### GOAL
Write out every line below that includes the word "this".

::: SUPPLIED ENTRIES

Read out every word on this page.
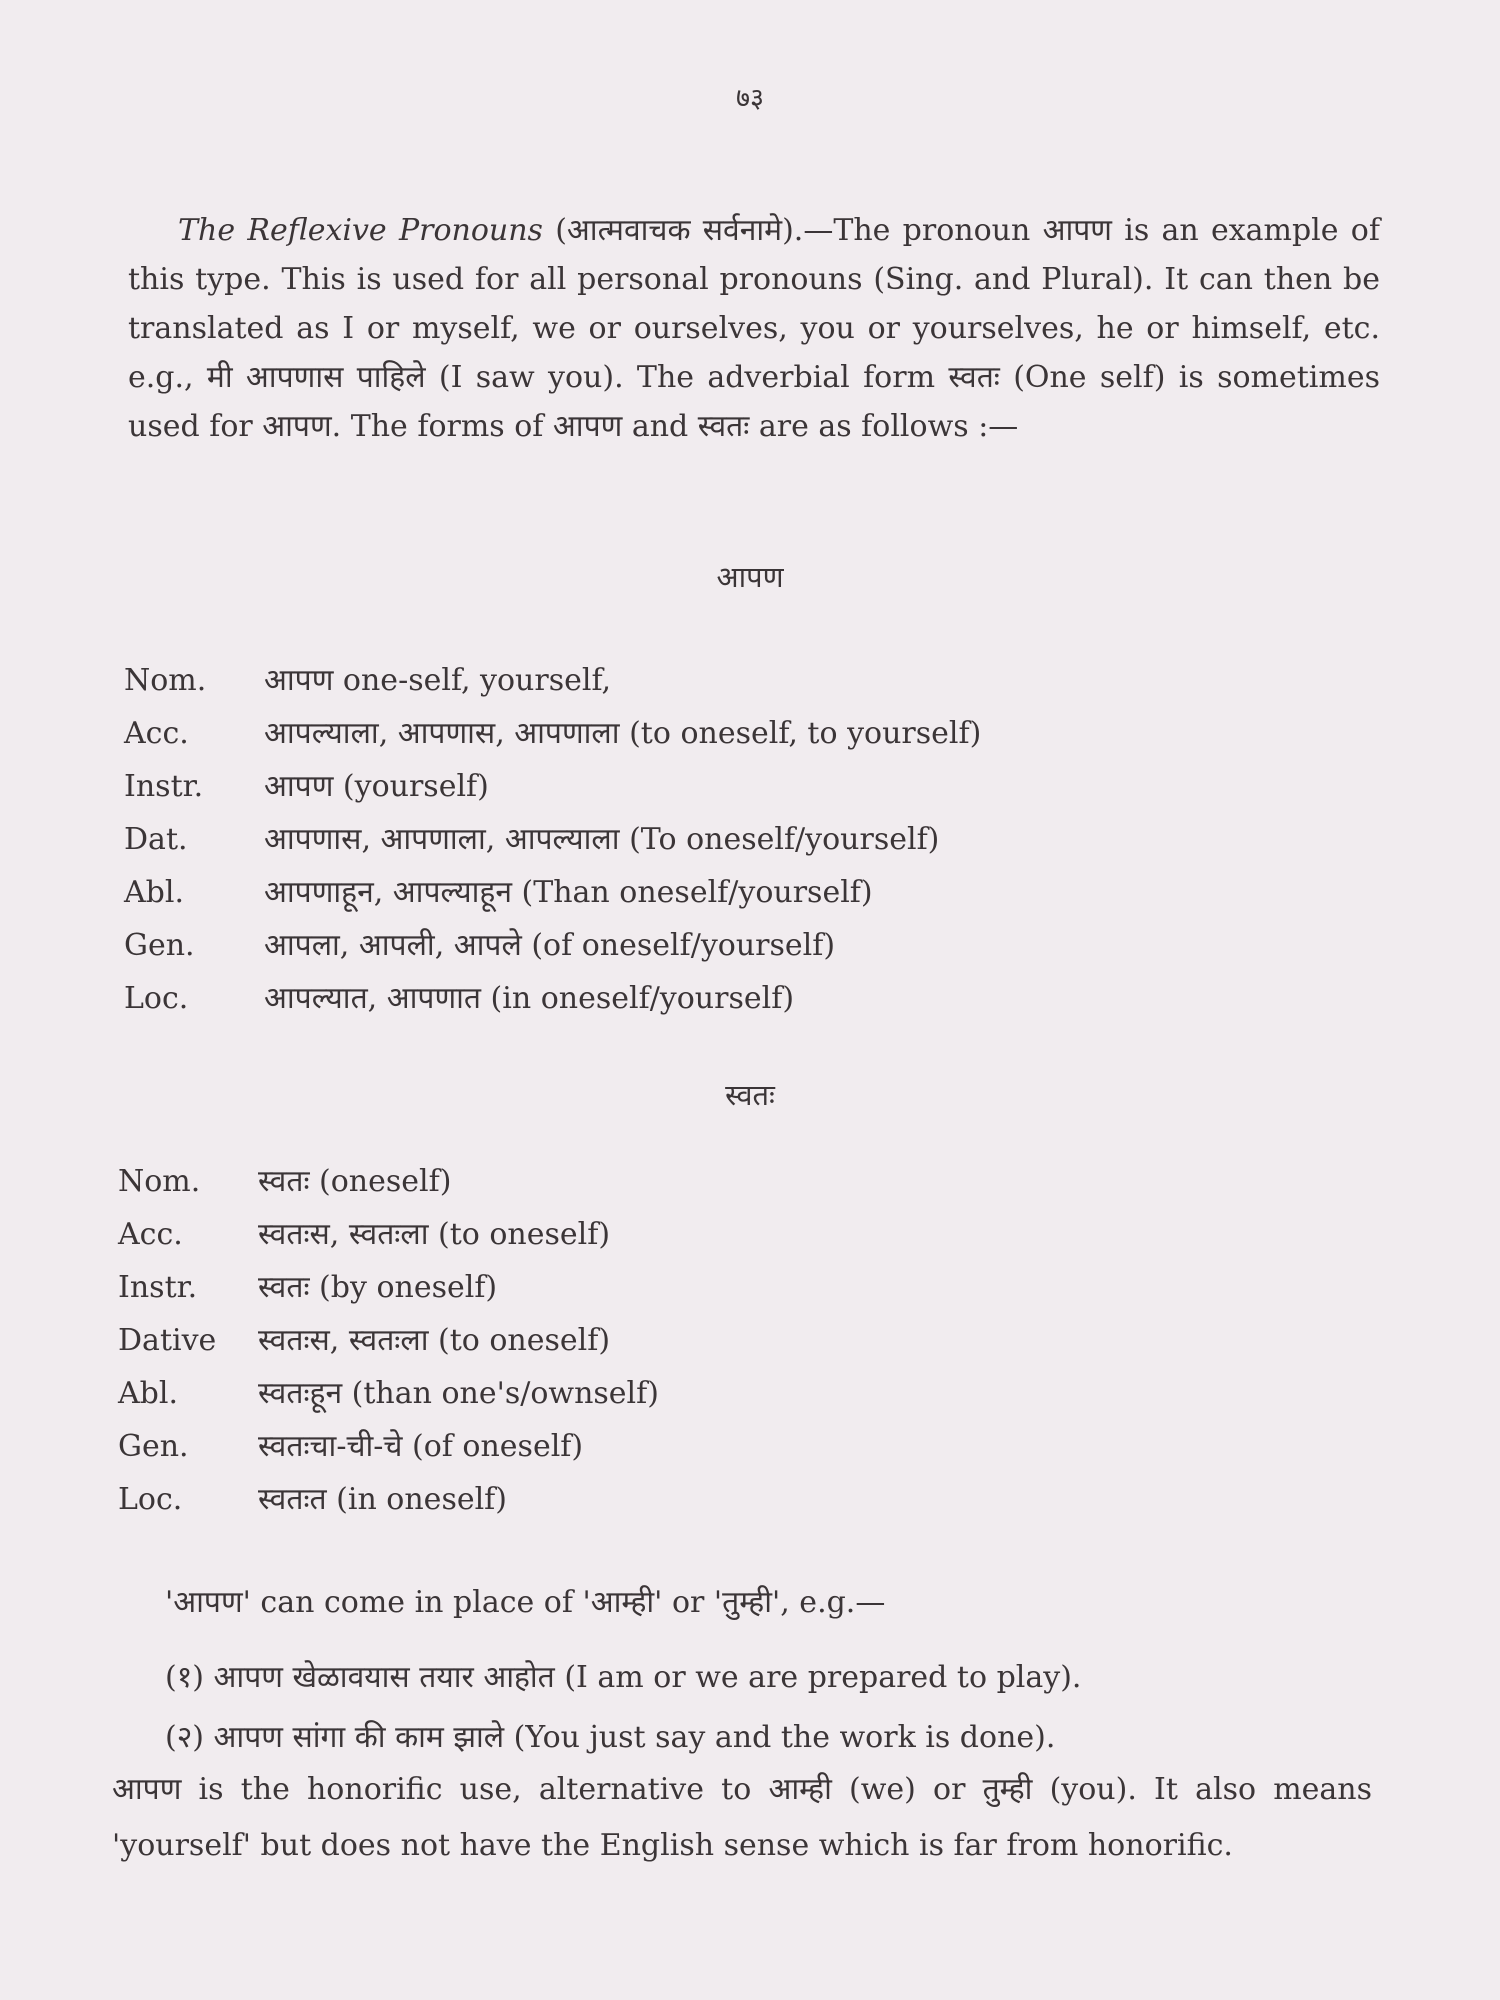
७३

The Reflexive Pronouns (आत्मवाचक सर्वनामे).—The pronoun आपण is an example of this type. This is used for all personal pronouns (Sing. and Plural). It can then be translated as I or myself, we or ourselves, you or yourselves, he or himself, etc. e.g., मी आपणास पाहिले (I saw you). The adverbial form स्वतः (One self) is sometimes used for आपण. The forms of आपण and स्वतः are as follows :—

आपण
Nom.	आपण one-self, yourself,
Acc.	आपल्याला, आपणास, आपणाला (to oneself, to yourself)
Instr.	आपण (yourself)
Dat.	आपणास, आपणाला, आपल्याला (To oneself/yourself)
Abl.	आपणाहून, आपल्याहून (Than oneself/yourself)
Gen.	आपला, आपली, आपले (of oneself/yourself)
Loc.	आपल्यात, आपणात (in oneself/yourself)
स्वतः
Nom.	स्वतः (oneself)
Acc.	स्वतःस, स्वतःला (to oneself)
Instr.	स्वतः (by oneself)
Dative	स्वतःस, स्वतःला (to oneself)
Abl.	स्वतःहून (than one's/ownself)
Gen.	स्वतःचा-ची-चे (of oneself)
Loc.	स्वतःत (in oneself)
'आपण' can come in place of 'आम्ही' or 'तुम्ही', e.g.—
(१) आपण खेळावयास तयार आहोत (I am or we are prepared to play).
(२) आपण सांगा की काम झाले (You just say and the work is done).

आपण is the honorific use, alternative to आम्ही (we) or तुम्ही (you). It also means 'yourself' but does not have the English sense which is far from honorific.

::::::

### ANSWER TO THE PROBLEM
Read out every word on this page.
The Reflexive Pronouns (आत्मवाचक सर्वनामे).—The pronoun आपण is an example of this type. This is used for all personal pronouns (Sing. and Plural). It can then be translated as I or myself, we or ourselves, you or yourselves, he or himself, etc. e.g., मी आपणास पाहिले (I saw you). The adverbial form स्वतः (One self) is sometimes used for आपण. The forms of आपण and स्वतः are as follows :—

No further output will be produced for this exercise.